TEXTAUSZUG:
━━━━

Jetzt geht’s weiter mit dem Ragout, das man auch als Bolognese bezeichnen könnte. Aber eben von der Ente.
1,2 kg Entenfleisch ohne Haut und Knochen, in 1 cm Breite Scheiben geschnitten
1 Handvoll fein gewürfelter Bauchspeck
4 EL Entenschmalz aus dem Glas
2 Zwiebeln, fein gewürfelt
2 Knoblauchzehen, grob gewürfelt
2 Stängel Staudensellerie, fein gewürfelt
2 Möhren, fein gewürfelt
1 daumengroßes Stück Ingwer, fein gewürfelt
1 EL Tomatenmark
2 Nelken
5 Wacholderbeeren
300 ml Weißwein (ich habe einen Viognier aus der Provence genommen)
Kräutersträußchen:
1 Zweig Rosmarin
5 Zweige Thymian
1 Zweig Salbei
1 kleiner Zweig Majoran
1 EL Ahornsirup
100 g kalte Butter, gewürfelt
Fleur de Sel
Schwarzer Pfeffer aus der Mühle
Jetzt geht’s los! In einem großen Gusstopf Zwiebeln, Knoblauch und Speck in Entenschmalz fünf Minuten andünsten. Das übrige Gemüse, das Tomatenmark und den Ingwer dazugeben und bei geringer Hitze zehn Minuten weiter dünsten.
Das Entenfleisch durch den Fleischwolf drehen (mittlere Lochscheibe) und in einer separaten Pfanne in Entenschmalz anbraten, bis der Fleischsaft verdampft ist und das Hackfleisch etwas Farbe angenommen hat. Dabei eventuell portionsweise vorgehen, weil es eine ziemliche Menge ist. Mit dem Weißwein ablöschen, diesen fast vollständig einkochen lassen und dann das angebratene Entenhack in den Gusstopf zum Gemüse geben. Mit dem Fond aufgießen, das Kräutersträußchen, die Nelken und den Wacholder dazugeben und drei Stunden lang leise köcheln lassen. Der Deckel bleibt die Hälfte der Zeit halb aufgelegt, die restliche Zeit darf unser Ragout ohne Deckel sanft einkochen. Die drei Stunden sollte man dem Ragout schon geben, es lohnt sich! Nun die Butterwürfelchen einrühren, mit Fleur de Sel, Ahornsirup und Pfeffer abschmecken. Hier kann man jetzt letzte Akzente setzen: eventuell eine kleine Spur Quatre Épices dazugeben. Oder ein wenig Orangenpfeffer. Ach, es duftet köstlich! So köstlich, dass man es kaum abwarten kann, dieses Ragout auf breiten Bandnudeln mit etwas geriebenem Grana Padano zu servieren. Das doppelte Einkochen und die lange Garzeit hat die Aromen zu ungeheurer Tiefe verdichtet: Mehr Ente geht nicht!
Es geht halt nix über nette Nachbarn. Auf dem Dorf sowieso. Aber auch in der Stadt. Und Ute und Thomas werde ich dieses feine Ragout sicher irgendwann mal servieren. À bientôt!
p.s.: Das Kochbuch „Perfektion Pasta“ haben ein Lebensmittel-Physiker und ein Koch nach jahrelanger Beschäftigung mit den Geheimnissen italienischer Nudelküche gemeinsam geschrieben. Sie leiten dabei wissenschaftlich her, warum bestimmte Rezepte eigentlich „funktionieren“ und haben diese dann noch einmal perfektioniert. Lesenswert! Und unerwartet, wenn man – wie ich – mit Physik in der Schule eher auf Kriegsfuß gestanden hat.

━━━━

AUFGABEN BEARBEITEN:
**a.** Schreibe aus dem Rezept für Entenragout den Abschnitt zwischen „p.s.: Das Kochbuch“ und „Kriegsfuß gestanden hat.“ einschließlich wortgetreu ab.
**b.** Beantworte anhand des Rezepts für Entenragout:
(i) Wie lange soll das Ragout leise köcheln?
(ii) Welcher Weißwein wurde laut Zutatenliste verwendet?
(iii) Worauf und womit soll das Ragout serviert werden?

[Gespeicherte Dateneinträge]

━━━━

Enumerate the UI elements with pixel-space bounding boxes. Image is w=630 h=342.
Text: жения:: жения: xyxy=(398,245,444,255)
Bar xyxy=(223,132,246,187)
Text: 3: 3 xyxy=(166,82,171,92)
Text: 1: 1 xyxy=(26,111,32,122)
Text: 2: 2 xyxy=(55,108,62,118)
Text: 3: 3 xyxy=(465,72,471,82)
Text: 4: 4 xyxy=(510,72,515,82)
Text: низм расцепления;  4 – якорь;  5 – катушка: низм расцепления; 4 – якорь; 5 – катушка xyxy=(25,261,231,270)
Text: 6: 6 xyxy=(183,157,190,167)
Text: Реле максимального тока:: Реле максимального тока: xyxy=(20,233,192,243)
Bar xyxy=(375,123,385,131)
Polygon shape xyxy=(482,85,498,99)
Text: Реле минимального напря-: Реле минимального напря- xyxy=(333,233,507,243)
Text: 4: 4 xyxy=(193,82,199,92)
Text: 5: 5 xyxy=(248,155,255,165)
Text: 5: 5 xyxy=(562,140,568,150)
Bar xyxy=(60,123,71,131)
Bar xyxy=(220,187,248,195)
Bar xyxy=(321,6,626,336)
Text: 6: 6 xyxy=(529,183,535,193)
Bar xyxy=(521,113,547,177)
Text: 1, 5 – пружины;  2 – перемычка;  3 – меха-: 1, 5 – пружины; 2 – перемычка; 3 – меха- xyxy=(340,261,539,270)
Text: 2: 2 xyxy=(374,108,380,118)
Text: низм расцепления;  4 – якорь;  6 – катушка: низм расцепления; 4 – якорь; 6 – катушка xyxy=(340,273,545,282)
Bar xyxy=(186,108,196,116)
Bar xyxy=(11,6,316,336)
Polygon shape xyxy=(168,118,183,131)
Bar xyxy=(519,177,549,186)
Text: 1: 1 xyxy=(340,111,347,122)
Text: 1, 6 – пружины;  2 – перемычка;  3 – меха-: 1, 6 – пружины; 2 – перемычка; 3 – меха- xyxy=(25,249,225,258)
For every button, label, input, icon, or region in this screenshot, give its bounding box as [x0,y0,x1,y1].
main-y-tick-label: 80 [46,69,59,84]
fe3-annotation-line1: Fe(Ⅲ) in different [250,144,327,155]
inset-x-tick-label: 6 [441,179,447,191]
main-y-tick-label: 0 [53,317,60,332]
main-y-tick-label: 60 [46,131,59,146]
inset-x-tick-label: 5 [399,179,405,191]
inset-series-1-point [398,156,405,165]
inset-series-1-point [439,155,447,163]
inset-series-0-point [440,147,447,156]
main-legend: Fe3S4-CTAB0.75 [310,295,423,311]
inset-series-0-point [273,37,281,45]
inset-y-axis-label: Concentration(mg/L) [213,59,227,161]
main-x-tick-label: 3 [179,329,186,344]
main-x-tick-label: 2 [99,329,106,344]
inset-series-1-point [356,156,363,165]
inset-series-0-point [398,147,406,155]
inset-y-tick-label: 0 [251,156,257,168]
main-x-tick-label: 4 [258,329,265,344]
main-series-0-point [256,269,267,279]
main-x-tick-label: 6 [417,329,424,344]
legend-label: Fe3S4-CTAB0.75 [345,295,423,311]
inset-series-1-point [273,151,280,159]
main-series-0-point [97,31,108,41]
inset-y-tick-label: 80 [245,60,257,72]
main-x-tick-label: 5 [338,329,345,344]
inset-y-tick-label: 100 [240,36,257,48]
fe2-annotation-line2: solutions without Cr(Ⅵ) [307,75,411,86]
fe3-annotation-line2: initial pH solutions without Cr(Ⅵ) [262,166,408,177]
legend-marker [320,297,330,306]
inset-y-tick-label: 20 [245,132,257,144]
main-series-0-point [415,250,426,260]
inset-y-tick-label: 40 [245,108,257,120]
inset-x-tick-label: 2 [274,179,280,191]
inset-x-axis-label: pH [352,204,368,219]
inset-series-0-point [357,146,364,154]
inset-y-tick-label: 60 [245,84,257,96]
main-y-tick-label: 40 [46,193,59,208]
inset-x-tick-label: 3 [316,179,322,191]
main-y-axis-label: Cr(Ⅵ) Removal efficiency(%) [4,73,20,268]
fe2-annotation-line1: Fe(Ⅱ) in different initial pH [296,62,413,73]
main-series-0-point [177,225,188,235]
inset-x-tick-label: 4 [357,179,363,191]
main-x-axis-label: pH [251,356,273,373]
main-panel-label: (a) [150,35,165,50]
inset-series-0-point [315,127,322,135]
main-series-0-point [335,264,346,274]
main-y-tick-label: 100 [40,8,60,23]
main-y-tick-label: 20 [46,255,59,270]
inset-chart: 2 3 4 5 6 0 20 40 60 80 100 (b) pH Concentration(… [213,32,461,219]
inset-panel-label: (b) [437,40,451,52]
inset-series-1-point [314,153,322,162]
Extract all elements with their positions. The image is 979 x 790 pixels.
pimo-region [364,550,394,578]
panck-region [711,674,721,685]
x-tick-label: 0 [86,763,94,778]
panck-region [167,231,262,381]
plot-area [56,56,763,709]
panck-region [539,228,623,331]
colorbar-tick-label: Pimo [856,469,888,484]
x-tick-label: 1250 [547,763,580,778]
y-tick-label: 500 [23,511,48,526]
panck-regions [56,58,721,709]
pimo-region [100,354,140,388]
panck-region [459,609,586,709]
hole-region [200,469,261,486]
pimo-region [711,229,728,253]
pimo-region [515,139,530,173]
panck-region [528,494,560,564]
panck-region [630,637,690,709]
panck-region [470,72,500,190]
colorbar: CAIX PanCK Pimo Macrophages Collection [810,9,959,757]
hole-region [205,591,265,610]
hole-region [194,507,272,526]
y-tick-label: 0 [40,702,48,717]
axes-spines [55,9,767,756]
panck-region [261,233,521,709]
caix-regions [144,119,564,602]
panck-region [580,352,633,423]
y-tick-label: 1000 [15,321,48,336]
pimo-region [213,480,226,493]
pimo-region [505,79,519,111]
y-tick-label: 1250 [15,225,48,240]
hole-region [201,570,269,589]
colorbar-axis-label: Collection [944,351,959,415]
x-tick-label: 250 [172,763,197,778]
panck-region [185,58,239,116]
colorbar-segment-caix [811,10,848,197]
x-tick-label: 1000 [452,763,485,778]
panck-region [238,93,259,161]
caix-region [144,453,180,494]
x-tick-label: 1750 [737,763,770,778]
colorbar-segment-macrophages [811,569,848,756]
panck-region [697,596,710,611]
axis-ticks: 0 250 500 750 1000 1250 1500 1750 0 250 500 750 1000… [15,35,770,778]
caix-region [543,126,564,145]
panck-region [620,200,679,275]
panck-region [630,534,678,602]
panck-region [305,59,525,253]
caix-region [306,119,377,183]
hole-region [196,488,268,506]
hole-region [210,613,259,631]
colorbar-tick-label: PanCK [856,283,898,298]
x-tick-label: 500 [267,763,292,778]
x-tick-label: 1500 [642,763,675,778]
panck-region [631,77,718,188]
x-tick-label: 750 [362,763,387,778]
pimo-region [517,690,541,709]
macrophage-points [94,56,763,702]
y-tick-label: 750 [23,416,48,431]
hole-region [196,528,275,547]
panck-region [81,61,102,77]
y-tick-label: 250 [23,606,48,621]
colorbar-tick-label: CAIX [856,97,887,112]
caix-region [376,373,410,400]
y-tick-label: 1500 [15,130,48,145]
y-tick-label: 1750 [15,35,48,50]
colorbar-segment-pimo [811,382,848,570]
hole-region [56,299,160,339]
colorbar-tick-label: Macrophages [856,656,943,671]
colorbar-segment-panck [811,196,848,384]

━━━━

LÖSUNGEN:
**a.**
p.s.: Das Kochbuch „Perfektion Pasta“ haben ein Lebensmittel-Physiker und ein Koch nach jahrelanger Beschäftigung mit den Geheimnissen italienischer Nudelküche gemeinsam geschrieben. Sie leiten dabei wissenschaftlich her, warum bestimmte Rezepte eigentlich „funktionieren“ und haben diese dann noch einmal perfektioniert. Lesenswert! Und unerwartet, wenn man – wie ich – mit Physik in der Schule eher auf Kriegsfuß gestanden hat.

**b.**
(i) Drei Stunden.
(ii) Ein Viognier aus der Provence.
(iii) Auf breiten Bandnudeln mit etwas geriebenem Grana Padano.